== GIVEN REQUEST ==
Return all the entries exactly, keeping pictures out.

== RECORDS ==
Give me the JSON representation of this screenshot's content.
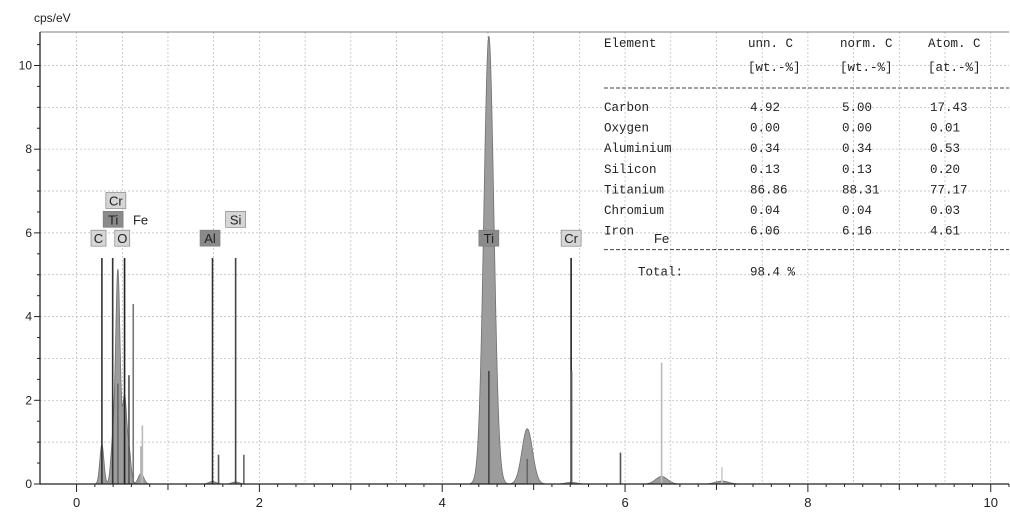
{
  "chart_data": {
    "type": "line",
    "ylabel": "cps/eV",
    "xlim": [
      -0.4,
      10.2
    ],
    "ylim": [
      0,
      10.8
    ],
    "xticks": [
      0,
      2,
      4,
      6,
      8,
      10
    ],
    "xtick_labels": [
      "0",
      "2",
      "4",
      "6",
      "8",
      "10"
    ],
    "yticks": [
      0,
      2,
      4,
      6,
      8,
      10
    ],
    "ytick_labels": [
      "0",
      "2",
      "4",
      "6",
      "8",
      "10"
    ],
    "grid": true,
    "spectrum_peaks": [
      {
        "label": "C",
        "energy": 0.277,
        "height": 0.95,
        "sigma": 0.022
      },
      {
        "label": "Ti Ll",
        "energy": 0.395,
        "height": 0.9,
        "sigma": 0.022
      },
      {
        "label": "Ti La",
        "energy": 0.452,
        "height": 5.1,
        "sigma": 0.025
      },
      {
        "label": "O",
        "energy": 0.525,
        "height": 2.0,
        "sigma": 0.022
      },
      {
        "label": "Cr L",
        "energy": 0.573,
        "height": 0.8,
        "sigma": 0.022
      },
      {
        "label": "Fe L",
        "energy": 0.705,
        "height": 0.25,
        "sigma": 0.03
      },
      {
        "label": "Al",
        "energy": 1.487,
        "height": 0.06,
        "sigma": 0.04
      },
      {
        "label": "Si",
        "energy": 1.74,
        "height": 0.05,
        "sigma": 0.04
      },
      {
        "label": "Ti Ka",
        "energy": 4.51,
        "height": 10.7,
        "sigma": 0.055
      },
      {
        "label": "Ti Kb",
        "energy": 4.93,
        "height": 1.32,
        "sigma": 0.058
      },
      {
        "label": "Cr Ka",
        "energy": 5.41,
        "height": 0.04,
        "sigma": 0.06
      },
      {
        "label": "Fe Ka",
        "energy": 6.4,
        "height": 0.18,
        "sigma": 0.065
      },
      {
        "label": "Fe Kb",
        "energy": 7.06,
        "height": 0.07,
        "sigma": 0.07
      }
    ],
    "marker_lines": [
      {
        "energy": 0.277,
        "height": 5.4,
        "color": "#333333"
      },
      {
        "energy": 0.395,
        "height": 5.4,
        "color": "#333333"
      },
      {
        "energy": 0.452,
        "height": 2.4,
        "color": "#666666"
      },
      {
        "energy": 0.525,
        "height": 5.4,
        "color": "#222222"
      },
      {
        "energy": 0.573,
        "height": 2.6,
        "color": "#555555"
      },
      {
        "energy": 0.62,
        "height": 4.3,
        "color": "#777777"
      },
      {
        "energy": 0.705,
        "height": 0.9,
        "color": "#aaaaaa"
      },
      {
        "energy": 0.72,
        "height": 1.4,
        "color": "#bbbbbb"
      },
      {
        "energy": 1.487,
        "height": 5.4,
        "color": "#333333"
      },
      {
        "energy": 1.553,
        "height": 0.7,
        "color": "#555555"
      },
      {
        "energy": 1.74,
        "height": 5.4,
        "color": "#444444"
      },
      {
        "energy": 1.83,
        "height": 0.7,
        "color": "#666666"
      },
      {
        "energy": 4.51,
        "height": 2.7,
        "color": "#444444"
      },
      {
        "energy": 4.93,
        "height": 0.6,
        "color": "#666666"
      },
      {
        "energy": 5.41,
        "height": 5.4,
        "color": "#222222"
      },
      {
        "energy": 5.415,
        "height": 2.7,
        "color": "#555555"
      },
      {
        "energy": 5.95,
        "height": 0.75,
        "color": "#555555"
      },
      {
        "energy": 6.4,
        "height": 2.9,
        "color": "#bbbbbb"
      },
      {
        "energy": 7.06,
        "height": 0.4,
        "color": "#cccccc"
      }
    ],
    "element_labels": [
      {
        "text": "C",
        "energy": 0.24,
        "y": 5.85,
        "boxed": true
      },
      {
        "text": "O",
        "energy": 0.5,
        "y": 5.85,
        "boxed": true
      },
      {
        "text": "Ti",
        "energy": 0.4,
        "y": 6.3,
        "boxed": true
      },
      {
        "text": "Fe",
        "energy": 0.7,
        "y": 6.3,
        "boxed": false
      },
      {
        "text": "Cr",
        "energy": 0.43,
        "y": 6.75,
        "boxed": true
      },
      {
        "text": "Al",
        "energy": 1.46,
        "y": 5.85,
        "boxed": true
      },
      {
        "text": "Si",
        "energy": 1.74,
        "y": 6.3,
        "boxed": true
      },
      {
        "text": "Ti",
        "energy": 4.51,
        "y": 5.85,
        "boxed": true
      },
      {
        "text": "Cr",
        "energy": 5.41,
        "y": 5.85,
        "boxed": true
      },
      {
        "text": "Fe",
        "energy": 6.4,
        "y": 5.85,
        "boxed": false
      }
    ],
    "quant_table": {
      "headers": [
        [
          "Element",
          ""
        ],
        [
          "unn. C",
          "[wt.-%]"
        ],
        [
          "norm. C",
          "[wt.-%]"
        ],
        [
          "Atom. C",
          "[at.-%]"
        ]
      ],
      "rows": [
        [
          "Carbon",
          "4.92",
          "5.00",
          "17.43"
        ],
        [
          "Oxygen",
          "0.00",
          "0.00",
          "0.01"
        ],
        [
          "Aluminium",
          "0.34",
          "0.34",
          "0.53"
        ],
        [
          "Silicon",
          "0.13",
          "0.13",
          "0.20"
        ],
        [
          "Titanium",
          "86.86",
          "88.31",
          "77.17"
        ],
        [
          "Chromium",
          "0.04",
          "0.04",
          "0.03"
        ],
        [
          "Iron",
          "6.06",
          "6.16",
          "4.61"
        ]
      ],
      "total_label": "Total:",
      "total_value": "98.4 %"
    },
    "colors": {
      "fill": "#9c9c9c",
      "axis": "#222222",
      "grid": "#b8b8b8",
      "label_box": "#d6d6d6",
      "label_box_dark": "#8a8a8a"
    }
  }
}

== ANSWER TO THIS TASK ==
Give me the JSON representation of this screenshot's content.
{
  "chart_data": {
    "type": "line",
    "ylabel": "cps/eV",
    "xlim": [
      -0.4,
      10.2
    ],
    "ylim": [
      0,
      10.8
    ],
    "xticks": [
      0,
      2,
      4,
      6,
      8,
      10
    ],
    "xtick_labels": [
      "0",
      "2",
      "4",
      "6",
      "8",
      "10"
    ],
    "yticks": [
      0,
      2,
      4,
      6,
      8,
      10
    ],
    "ytick_labels": [
      "0",
      "2",
      "4",
      "6",
      "8",
      "10"
    ],
    "grid": true,
    "spectrum_peaks": [
      {
        "label": "C",
        "energy": 0.277,
        "height": 0.95,
        "sigma": 0.022
      },
      {
        "label": "Ti Ll",
        "energy": 0.395,
        "height": 0.9,
        "sigma": 0.022
      },
      {
        "label": "Ti La",
        "energy": 0.452,
        "height": 5.1,
        "sigma": 0.025
      },
      {
        "label": "O",
        "energy": 0.525,
        "height": 2.0,
        "sigma": 0.022
      },
      {
        "label": "Cr L",
        "energy": 0.573,
        "height": 0.8,
        "sigma": 0.022
      },
      {
        "label": "Fe L",
        "energy": 0.705,
        "height": 0.25,
        "sigma": 0.03
      },
      {
        "label": "Al",
        "energy": 1.487,
        "height": 0.06,
        "sigma": 0.04
      },
      {
        "label": "Si",
        "energy": 1.74,
        "height": 0.05,
        "sigma": 0.04
      },
      {
        "label": "Ti Ka",
        "energy": 4.51,
        "height": 10.7,
        "sigma": 0.055
      },
      {
        "label": "Ti Kb",
        "energy": 4.93,
        "height": 1.32,
        "sigma": 0.058
      },
      {
        "label": "Cr Ka",
        "energy": 5.41,
        "height": 0.04,
        "sigma": 0.06
      },
      {
        "label": "Fe Ka",
        "energy": 6.4,
        "height": 0.18,
        "sigma": 0.065
      },
      {
        "label": "Fe Kb",
        "energy": 7.06,
        "height": 0.07,
        "sigma": 0.07
      }
    ],
    "marker_lines": [
      {
        "energy": 0.277,
        "height": 5.4,
        "color": "#333333"
      },
      {
        "energy": 0.395,
        "height": 5.4,
        "color": "#333333"
      },
      {
        "energy": 0.452,
        "height": 2.4,
        "color": "#666666"
      },
      {
        "energy": 0.525,
        "height": 5.4,
        "color": "#222222"
      },
      {
        "energy": 0.573,
        "height": 2.6,
        "color": "#555555"
      },
      {
        "energy": 0.62,
        "height": 4.3,
        "color": "#777777"
      },
      {
        "energy": 0.705,
        "height": 0.9,
        "color": "#aaaaaa"
      },
      {
        "energy": 0.72,
        "height": 1.4,
        "color": "#bbbbbb"
      },
      {
        "energy": 1.487,
        "height": 5.4,
        "color": "#333333"
      },
      {
        "energy": 1.553,
        "height": 0.7,
        "color": "#555555"
      },
      {
        "energy": 1.74,
        "height": 5.4,
        "color": "#444444"
      },
      {
        "energy": 1.83,
        "height": 0.7,
        "color": "#666666"
      },
      {
        "energy": 4.51,
        "height": 2.7,
        "color": "#444444"
      },
      {
        "energy": 4.93,
        "height": 0.6,
        "color": "#666666"
      },
      {
        "energy": 5.41,
        "height": 5.4,
        "color": "#222222"
      },
      {
        "energy": 5.415,
        "height": 2.7,
        "color": "#555555"
      },
      {
        "energy": 5.95,
        "height": 0.75,
        "color": "#555555"
      },
      {
        "energy": 6.4,
        "height": 2.9,
        "color": "#bbbbbb"
      },
      {
        "energy": 7.06,
        "height": 0.4,
        "color": "#cccccc"
      }
    ],
    "element_labels": [
      {
        "text": "C",
        "energy": 0.24,
        "y": 5.85,
        "boxed": true
      },
      {
        "text": "O",
        "energy": 0.5,
        "y": 5.85,
        "boxed": true
      },
      {
        "text": "Ti",
        "energy": 0.4,
        "y": 6.3,
        "boxed": true
      },
      {
        "text": "Fe",
        "energy": 0.7,
        "y": 6.3,
        "boxed": false
      },
      {
        "text": "Cr",
        "energy": 0.43,
        "y": 6.75,
        "boxed": true
      },
      {
        "text": "Al",
        "energy": 1.46,
        "y": 5.85,
        "boxed": true
      },
      {
        "text": "Si",
        "energy": 1.74,
        "y": 6.3,
        "boxed": true
      },
      {
        "text": "Ti",
        "energy": 4.51,
        "y": 5.85,
        "boxed": true
      },
      {
        "text": "Cr",
        "energy": 5.41,
        "y": 5.85,
        "boxed": true
      },
      {
        "text": "Fe",
        "energy": 6.4,
        "y": 5.85,
        "boxed": false
      }
    ],
    "quant_table": {
      "headers": [
        [
          "Element",
          ""
        ],
        [
          "unn. C",
          "[wt.-%]"
        ],
        [
          "norm. C",
          "[wt.-%]"
        ],
        [
          "Atom. C",
          "[at.-%]"
        ]
      ],
      "rows": [
        [
          "Carbon",
          "4.92",
          "5.00",
          "17.43"
        ],
        [
          "Oxygen",
          "0.00",
          "0.00",
          "0.01"
        ],
        [
          "Aluminium",
          "0.34",
          "0.34",
          "0.53"
        ],
        [
          "Silicon",
          "0.13",
          "0.13",
          "0.20"
        ],
        [
          "Titanium",
          "86.86",
          "88.31",
          "77.17"
        ],
        [
          "Chromium",
          "0.04",
          "0.04",
          "0.03"
        ],
        [
          "Iron",
          "6.06",
          "6.16",
          "4.61"
        ]
      ],
      "total_label": "Total:",
      "total_value": "98.4 %"
    },
    "colors": {
      "fill": "#9c9c9c",
      "axis": "#222222",
      "grid": "#b8b8b8",
      "label_box": "#d6d6d6",
      "label_box_dark": "#8a8a8a"
    }
  }
}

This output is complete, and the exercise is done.